Objective: Find every line in the records below that holds the word "также" and copy it.

◇ ◇ ◇ ◇ ◇

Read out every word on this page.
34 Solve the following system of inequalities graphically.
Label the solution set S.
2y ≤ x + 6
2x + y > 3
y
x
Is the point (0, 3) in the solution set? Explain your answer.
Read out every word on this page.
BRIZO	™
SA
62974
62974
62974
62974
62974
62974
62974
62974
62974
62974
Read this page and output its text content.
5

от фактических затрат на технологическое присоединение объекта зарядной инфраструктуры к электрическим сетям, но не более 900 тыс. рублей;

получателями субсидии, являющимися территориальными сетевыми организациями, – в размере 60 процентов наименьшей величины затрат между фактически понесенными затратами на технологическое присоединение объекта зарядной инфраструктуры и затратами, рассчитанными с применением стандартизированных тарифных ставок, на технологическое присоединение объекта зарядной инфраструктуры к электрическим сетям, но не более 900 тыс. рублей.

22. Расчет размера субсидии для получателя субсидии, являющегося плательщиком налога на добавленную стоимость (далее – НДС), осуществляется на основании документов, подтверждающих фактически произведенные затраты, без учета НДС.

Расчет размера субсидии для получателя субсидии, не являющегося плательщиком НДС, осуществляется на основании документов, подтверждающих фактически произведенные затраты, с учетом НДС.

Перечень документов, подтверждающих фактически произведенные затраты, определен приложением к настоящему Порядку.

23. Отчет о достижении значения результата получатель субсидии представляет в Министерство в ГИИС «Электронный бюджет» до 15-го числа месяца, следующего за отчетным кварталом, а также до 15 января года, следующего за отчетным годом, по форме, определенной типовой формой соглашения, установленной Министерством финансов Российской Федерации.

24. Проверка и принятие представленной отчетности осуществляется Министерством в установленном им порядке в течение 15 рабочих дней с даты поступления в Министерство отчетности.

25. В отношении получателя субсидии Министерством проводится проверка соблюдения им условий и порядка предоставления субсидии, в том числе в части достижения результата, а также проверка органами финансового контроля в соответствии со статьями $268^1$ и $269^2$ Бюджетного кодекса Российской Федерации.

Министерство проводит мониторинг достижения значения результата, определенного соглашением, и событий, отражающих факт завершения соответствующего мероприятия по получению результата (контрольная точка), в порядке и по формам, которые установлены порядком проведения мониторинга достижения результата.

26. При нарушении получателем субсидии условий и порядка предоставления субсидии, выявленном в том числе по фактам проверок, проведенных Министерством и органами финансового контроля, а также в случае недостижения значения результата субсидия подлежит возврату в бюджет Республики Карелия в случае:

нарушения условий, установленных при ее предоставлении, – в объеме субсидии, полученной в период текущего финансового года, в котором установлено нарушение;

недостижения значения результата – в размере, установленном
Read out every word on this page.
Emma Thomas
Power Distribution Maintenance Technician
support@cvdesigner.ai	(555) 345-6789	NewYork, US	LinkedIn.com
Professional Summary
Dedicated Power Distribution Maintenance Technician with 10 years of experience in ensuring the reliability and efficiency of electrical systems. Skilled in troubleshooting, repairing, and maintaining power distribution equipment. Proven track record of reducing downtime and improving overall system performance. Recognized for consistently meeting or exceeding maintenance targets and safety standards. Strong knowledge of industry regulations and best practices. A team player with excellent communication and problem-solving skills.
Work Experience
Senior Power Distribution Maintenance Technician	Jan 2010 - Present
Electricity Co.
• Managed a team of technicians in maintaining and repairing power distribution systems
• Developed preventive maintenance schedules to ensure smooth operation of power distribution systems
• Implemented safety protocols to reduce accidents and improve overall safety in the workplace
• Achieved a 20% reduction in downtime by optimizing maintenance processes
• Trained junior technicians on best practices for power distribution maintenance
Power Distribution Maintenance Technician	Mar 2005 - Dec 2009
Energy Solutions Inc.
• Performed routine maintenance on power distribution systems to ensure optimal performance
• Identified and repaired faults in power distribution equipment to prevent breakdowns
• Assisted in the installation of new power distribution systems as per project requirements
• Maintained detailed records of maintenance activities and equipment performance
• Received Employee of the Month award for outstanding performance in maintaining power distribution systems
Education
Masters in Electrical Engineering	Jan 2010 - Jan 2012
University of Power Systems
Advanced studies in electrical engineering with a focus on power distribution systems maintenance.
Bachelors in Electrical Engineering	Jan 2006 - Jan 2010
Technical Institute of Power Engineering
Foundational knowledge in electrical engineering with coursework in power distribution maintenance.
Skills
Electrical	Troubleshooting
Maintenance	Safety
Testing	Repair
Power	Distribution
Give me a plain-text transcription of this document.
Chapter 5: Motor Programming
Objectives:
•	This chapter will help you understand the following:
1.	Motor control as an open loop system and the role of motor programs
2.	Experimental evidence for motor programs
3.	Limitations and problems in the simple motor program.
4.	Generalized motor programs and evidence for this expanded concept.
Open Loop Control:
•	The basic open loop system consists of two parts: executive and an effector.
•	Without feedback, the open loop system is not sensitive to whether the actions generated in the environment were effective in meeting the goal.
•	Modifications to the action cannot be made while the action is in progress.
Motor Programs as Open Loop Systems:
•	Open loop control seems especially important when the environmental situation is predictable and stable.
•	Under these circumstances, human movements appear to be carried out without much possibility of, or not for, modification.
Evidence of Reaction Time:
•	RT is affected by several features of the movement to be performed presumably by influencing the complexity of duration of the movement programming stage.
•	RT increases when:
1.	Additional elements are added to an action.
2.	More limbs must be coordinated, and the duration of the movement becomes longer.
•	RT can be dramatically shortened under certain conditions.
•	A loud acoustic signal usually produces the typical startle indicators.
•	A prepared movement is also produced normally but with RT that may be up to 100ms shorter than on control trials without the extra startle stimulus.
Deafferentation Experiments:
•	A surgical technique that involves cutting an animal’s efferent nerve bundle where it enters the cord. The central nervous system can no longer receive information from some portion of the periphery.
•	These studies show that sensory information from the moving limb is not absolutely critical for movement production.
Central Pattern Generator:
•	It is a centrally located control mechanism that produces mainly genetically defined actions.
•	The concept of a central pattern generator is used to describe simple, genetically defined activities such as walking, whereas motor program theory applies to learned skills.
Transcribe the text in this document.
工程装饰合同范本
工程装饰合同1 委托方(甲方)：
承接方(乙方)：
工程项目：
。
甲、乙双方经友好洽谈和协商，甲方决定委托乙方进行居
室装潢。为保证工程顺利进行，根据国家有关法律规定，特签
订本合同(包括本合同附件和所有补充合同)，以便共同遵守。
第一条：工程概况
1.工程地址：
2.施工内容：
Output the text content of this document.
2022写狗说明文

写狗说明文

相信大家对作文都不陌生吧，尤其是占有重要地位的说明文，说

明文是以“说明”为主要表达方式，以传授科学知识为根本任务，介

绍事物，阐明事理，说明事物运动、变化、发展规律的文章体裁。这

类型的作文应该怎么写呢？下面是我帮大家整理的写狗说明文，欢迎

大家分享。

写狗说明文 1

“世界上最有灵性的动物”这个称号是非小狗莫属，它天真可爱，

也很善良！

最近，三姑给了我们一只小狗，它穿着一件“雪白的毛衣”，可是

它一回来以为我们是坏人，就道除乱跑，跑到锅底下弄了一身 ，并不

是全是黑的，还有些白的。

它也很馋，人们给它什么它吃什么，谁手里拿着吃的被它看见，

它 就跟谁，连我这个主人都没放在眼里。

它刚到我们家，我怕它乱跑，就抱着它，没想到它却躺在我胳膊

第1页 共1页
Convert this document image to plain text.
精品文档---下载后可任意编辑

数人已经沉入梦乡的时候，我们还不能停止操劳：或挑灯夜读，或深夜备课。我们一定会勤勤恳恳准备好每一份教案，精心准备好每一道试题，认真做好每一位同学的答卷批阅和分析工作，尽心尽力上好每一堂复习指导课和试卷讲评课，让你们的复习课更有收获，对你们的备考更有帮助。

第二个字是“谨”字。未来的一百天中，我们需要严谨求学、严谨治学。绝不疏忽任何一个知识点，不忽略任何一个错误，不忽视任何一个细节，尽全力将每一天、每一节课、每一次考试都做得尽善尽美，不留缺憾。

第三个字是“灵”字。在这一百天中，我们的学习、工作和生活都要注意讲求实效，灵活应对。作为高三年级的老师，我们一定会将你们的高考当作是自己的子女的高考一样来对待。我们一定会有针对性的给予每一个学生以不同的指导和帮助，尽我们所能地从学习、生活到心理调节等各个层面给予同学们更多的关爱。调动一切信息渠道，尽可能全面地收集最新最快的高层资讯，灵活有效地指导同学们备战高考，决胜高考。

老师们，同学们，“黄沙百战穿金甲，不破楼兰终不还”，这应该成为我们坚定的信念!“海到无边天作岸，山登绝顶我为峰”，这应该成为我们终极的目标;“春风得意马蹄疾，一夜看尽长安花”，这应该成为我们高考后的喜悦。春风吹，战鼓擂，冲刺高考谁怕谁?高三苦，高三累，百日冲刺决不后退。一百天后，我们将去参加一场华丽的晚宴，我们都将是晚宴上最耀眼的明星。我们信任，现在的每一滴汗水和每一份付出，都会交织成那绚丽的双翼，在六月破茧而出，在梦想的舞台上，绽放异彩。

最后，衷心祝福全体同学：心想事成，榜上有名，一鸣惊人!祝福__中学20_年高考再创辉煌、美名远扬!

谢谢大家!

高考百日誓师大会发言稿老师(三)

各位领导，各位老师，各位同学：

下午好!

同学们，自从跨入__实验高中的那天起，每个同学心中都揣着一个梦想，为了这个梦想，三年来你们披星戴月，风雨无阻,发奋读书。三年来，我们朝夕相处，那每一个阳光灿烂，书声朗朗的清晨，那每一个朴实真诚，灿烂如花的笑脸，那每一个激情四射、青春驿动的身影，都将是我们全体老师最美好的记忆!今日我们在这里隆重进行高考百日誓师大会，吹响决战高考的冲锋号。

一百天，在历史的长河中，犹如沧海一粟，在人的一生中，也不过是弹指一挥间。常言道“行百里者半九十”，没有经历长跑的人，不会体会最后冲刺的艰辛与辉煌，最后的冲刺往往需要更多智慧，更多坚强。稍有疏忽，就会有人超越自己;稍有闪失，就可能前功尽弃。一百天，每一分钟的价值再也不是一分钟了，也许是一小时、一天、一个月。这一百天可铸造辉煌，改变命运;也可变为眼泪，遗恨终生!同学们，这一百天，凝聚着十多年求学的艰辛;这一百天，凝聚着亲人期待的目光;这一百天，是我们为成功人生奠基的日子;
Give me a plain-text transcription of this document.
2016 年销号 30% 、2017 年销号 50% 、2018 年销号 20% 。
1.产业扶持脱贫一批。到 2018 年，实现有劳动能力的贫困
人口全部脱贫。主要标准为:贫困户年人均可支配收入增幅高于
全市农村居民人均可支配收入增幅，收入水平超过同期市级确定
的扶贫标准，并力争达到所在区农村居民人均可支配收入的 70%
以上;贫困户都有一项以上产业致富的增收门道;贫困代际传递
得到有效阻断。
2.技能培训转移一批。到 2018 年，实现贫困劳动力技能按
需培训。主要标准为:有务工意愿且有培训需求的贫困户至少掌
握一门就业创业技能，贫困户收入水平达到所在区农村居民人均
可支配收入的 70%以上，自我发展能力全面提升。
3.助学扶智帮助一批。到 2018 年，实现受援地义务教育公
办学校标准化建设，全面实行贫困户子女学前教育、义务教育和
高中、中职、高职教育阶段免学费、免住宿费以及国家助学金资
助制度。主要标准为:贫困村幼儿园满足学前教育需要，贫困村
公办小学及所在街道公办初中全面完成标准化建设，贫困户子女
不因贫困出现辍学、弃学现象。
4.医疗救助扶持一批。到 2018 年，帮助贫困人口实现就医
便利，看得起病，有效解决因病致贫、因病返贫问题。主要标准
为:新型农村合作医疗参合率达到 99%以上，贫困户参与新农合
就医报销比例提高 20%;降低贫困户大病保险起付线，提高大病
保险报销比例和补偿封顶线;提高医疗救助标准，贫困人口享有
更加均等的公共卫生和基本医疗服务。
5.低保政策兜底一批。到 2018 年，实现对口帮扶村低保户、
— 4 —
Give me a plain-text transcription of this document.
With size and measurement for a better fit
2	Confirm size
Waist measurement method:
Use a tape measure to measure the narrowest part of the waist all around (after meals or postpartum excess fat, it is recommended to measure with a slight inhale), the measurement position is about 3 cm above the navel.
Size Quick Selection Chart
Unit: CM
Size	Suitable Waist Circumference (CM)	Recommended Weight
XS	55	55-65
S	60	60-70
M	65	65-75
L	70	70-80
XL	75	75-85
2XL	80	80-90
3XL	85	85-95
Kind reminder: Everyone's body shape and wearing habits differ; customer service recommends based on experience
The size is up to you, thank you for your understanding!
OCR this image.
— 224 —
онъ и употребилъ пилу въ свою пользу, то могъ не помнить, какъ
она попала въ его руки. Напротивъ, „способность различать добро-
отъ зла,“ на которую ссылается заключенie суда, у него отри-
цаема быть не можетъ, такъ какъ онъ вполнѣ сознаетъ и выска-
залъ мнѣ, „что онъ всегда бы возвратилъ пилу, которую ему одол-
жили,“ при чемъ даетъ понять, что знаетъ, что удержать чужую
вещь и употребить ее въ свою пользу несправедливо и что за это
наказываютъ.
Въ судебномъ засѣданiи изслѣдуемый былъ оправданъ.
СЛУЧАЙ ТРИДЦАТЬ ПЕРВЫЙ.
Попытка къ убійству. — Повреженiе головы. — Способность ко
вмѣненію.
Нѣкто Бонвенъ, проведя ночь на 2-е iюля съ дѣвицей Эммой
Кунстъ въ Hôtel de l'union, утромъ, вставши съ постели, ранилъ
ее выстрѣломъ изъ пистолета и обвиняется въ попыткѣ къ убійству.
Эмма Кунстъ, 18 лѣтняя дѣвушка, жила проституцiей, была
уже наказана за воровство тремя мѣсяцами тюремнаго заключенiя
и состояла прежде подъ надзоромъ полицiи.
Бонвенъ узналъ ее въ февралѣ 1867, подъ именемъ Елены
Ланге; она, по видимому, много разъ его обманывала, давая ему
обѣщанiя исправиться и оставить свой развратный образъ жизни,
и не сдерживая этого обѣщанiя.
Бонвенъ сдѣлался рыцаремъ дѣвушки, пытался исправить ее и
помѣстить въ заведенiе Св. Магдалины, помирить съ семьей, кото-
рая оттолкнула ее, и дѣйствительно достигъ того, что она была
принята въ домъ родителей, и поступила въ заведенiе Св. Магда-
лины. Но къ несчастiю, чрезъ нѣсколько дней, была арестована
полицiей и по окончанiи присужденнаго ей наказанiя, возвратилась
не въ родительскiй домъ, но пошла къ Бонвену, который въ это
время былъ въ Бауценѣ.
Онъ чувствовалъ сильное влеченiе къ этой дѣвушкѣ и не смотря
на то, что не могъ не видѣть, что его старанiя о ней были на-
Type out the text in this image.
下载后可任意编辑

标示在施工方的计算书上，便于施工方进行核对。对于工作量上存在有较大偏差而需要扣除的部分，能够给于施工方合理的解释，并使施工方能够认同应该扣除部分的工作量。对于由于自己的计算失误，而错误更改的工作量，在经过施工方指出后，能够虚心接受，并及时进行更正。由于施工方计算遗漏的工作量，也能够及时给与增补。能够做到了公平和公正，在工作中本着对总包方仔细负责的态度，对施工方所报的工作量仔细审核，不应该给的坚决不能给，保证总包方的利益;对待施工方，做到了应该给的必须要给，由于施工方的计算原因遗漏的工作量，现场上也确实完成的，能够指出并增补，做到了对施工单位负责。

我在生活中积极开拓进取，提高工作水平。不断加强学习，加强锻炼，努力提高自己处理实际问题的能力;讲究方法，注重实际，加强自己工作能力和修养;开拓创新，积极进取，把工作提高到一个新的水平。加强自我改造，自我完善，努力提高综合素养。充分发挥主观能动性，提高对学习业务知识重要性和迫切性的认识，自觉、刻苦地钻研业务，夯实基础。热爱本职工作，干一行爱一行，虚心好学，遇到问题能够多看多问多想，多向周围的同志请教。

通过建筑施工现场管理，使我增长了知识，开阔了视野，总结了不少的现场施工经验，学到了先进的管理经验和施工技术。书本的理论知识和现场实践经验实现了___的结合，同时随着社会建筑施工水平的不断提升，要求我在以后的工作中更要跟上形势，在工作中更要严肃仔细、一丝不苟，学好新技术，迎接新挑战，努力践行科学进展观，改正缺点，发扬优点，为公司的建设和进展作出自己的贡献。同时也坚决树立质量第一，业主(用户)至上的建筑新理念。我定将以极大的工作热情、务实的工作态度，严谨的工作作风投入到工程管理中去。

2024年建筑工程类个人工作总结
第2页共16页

◇ ◇ ◇ ◇ ◇

Final result:
23. Отчет о достижении значения результата получатель субсидии представляет в Министерство в ГИИС «Электронный бюджет» до 15-го числа месяца, следующего за отчетным кварталом, а также до 15 января года, следующего за отчетным годом, по форме, определенной типовой формой соглашения, установленной Министерством финансов Российской Федерации.
25. В отношении получателя субсидии Министерством проводится проверка соблюдения им условий и порядка предоставления субсидии, в том числе в части достижения результата, а также проверка органами финансового контроля в соответствии со статьями $268^1$ и $269^2$ Бюджетного кодекса Российской Федерации.
26. При нарушении получателем субсидии условий и порядка предоставления субсидии, выявленном в том числе по фактам проверок, проведенных Министерством и органами финансового контроля, а также в случае недостижения значения результата субсидия подлежит возврату в бюджет Республики Карелия в случае:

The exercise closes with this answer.